■ WHAT YOU SHOULD DO ■
For this exercise, copy out each line of the material below that includes "kind".
[RAW RECORDS start]
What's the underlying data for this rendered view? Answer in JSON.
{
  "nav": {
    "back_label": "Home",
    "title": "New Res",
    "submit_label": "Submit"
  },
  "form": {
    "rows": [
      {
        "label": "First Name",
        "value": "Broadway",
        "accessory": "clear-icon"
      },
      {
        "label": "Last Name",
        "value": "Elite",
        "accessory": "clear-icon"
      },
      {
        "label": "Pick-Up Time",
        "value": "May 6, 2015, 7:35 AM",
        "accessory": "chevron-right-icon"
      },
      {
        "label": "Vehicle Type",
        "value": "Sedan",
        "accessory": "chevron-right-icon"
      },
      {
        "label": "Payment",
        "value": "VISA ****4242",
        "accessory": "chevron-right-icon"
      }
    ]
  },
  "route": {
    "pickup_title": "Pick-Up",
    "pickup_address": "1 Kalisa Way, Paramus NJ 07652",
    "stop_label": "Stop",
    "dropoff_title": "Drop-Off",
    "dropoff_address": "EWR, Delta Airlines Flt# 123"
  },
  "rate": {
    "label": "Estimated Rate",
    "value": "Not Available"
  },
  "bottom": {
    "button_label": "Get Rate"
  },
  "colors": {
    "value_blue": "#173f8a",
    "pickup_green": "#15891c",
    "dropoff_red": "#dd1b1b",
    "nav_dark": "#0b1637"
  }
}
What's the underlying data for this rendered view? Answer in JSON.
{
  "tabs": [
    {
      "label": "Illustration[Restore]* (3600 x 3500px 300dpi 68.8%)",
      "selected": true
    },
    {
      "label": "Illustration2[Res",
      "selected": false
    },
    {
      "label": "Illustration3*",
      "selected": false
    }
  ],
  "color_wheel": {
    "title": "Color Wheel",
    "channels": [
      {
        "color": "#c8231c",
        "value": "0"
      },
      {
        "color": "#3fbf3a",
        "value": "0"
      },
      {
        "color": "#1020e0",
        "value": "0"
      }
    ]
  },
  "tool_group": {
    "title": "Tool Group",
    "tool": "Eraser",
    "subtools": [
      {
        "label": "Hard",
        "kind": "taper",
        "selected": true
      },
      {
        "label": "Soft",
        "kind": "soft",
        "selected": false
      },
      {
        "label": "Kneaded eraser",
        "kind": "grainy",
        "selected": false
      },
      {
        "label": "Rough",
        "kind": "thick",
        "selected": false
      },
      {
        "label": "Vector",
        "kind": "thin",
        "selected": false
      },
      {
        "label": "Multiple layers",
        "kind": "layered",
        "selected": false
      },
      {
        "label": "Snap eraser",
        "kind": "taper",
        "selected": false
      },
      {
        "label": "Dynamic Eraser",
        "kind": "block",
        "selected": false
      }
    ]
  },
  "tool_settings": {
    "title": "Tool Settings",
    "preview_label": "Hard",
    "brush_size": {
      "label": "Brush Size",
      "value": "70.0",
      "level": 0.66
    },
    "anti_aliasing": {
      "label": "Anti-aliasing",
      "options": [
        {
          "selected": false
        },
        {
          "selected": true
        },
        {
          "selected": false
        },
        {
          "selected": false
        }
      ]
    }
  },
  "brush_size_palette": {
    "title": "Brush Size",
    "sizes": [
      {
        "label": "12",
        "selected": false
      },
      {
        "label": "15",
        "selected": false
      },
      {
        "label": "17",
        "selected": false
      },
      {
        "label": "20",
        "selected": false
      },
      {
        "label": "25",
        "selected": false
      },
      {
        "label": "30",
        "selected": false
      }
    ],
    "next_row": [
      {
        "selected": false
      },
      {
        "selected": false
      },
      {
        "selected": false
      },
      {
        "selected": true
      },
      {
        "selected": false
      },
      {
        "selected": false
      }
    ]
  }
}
[RAW RECORDS end]
■ EXERCISE OUTPUT ■
        "kind": "taper",
        "kind": "soft",
        "kind": "grainy",
        "kind": "thick",
        "kind": "thin",
        "kind": "layered",
        "kind": "taper",
        "kind": "block",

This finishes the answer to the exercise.